YOUR OBJECTIVE: Where a line contains the word "left", copy that line in full.
— BEGIN WORKING DATA —
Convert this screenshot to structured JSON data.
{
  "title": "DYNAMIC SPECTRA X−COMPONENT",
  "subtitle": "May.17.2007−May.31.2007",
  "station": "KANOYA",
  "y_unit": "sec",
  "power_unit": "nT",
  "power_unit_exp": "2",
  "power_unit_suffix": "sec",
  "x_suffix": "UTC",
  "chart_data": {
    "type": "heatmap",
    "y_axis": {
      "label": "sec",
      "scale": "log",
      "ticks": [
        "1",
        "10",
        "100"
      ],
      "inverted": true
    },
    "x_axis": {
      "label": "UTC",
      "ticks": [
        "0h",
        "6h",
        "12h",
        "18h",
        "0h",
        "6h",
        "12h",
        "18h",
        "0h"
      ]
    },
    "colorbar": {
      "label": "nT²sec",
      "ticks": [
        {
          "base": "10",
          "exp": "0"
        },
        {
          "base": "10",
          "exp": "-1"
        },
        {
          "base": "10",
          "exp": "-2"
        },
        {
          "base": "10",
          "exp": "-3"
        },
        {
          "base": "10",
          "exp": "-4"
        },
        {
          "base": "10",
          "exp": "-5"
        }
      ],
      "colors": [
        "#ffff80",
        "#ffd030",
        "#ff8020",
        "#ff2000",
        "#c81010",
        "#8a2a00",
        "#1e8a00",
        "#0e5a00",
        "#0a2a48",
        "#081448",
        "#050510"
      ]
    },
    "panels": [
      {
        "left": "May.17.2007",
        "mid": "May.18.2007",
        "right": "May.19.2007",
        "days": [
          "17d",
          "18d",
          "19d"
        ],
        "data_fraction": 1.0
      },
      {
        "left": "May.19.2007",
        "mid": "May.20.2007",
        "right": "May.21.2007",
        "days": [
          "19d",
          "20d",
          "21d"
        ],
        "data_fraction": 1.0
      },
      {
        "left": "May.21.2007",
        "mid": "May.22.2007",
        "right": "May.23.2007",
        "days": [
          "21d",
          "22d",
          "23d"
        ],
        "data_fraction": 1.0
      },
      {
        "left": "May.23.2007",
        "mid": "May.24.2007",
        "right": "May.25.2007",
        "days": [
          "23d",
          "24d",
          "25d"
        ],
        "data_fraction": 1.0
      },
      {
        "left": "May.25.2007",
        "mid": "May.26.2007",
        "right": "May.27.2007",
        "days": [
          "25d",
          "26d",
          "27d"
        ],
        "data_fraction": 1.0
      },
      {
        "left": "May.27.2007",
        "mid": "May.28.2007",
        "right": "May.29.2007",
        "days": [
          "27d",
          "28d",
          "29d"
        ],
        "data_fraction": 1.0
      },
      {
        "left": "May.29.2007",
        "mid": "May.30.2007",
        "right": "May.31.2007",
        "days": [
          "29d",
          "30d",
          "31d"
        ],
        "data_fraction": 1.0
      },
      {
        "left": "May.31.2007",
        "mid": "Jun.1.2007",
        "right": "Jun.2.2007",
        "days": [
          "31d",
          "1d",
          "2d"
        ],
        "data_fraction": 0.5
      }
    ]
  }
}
— END WORKING DATA —
WRITTEN REPLY:
        "left": "May.17.2007",
        "left": "May.19.2007",
        "left": "May.21.2007",
        "left": "May.23.2007",
        "left": "May.25.2007",
        "left": "May.27.2007",
        "left": "May.29.2007",
        "left": "May.31.2007",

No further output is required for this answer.